[Entries from a dataset]
## Start

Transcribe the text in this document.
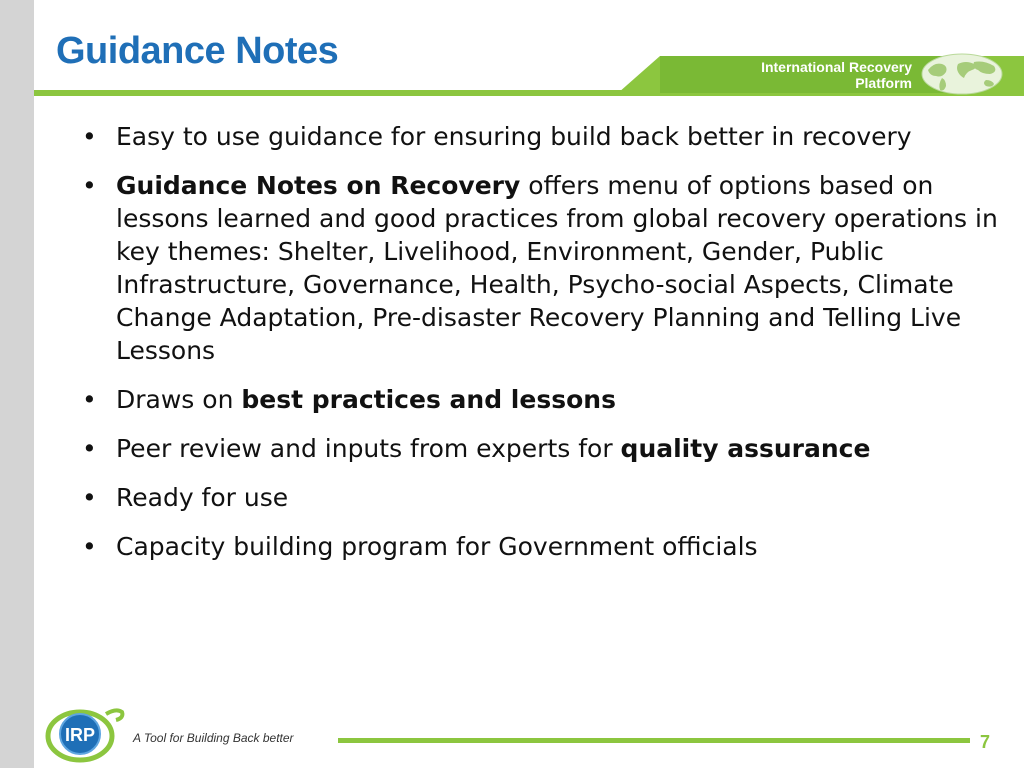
Guidance Notes	International Recovery
Platform
• Easy to use guidance for ensuring build back better in recovery
• Guidance Notes on Recovery offers menu of options based on lessons learned and good practices from global recovery operations in key themes: Shelter, Livelihood, Environment, Gender, Public Infrastructure, Governance, Health, Psycho-social Aspects, Climate Change Adaptation, Pre-disaster Recovery Planning and Telling Live Lessons
• Draws on best practices and lessons
• Peer review and inputs from experts for quality assurance
• Ready for use
• Capacity building program for Government officials
IRP	A Tool for Building Back better	7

## End

WORK REQUIRED: Restate the data above exactly, stripping out each image.

RESPONSE:
Transcribe the text in this document.
Guidance Notes	International Recovery
Platform
• Easy to use guidance for ensuring build back better in recovery
• Guidance Notes on Recovery offers menu of options based on lessons learned and good practices from global recovery operations in key themes: Shelter, Livelihood, Environment, Gender, Public Infrastructure, Governance, Health, Psycho-social Aspects, Climate Change Adaptation, Pre-disaster Recovery Planning and Telling Live Lessons
• Draws on best practices and lessons
• Peer review and inputs from experts for quality assurance
• Ready for use
• Capacity building program for Government officials
IRP	A Tool for Building Back better	7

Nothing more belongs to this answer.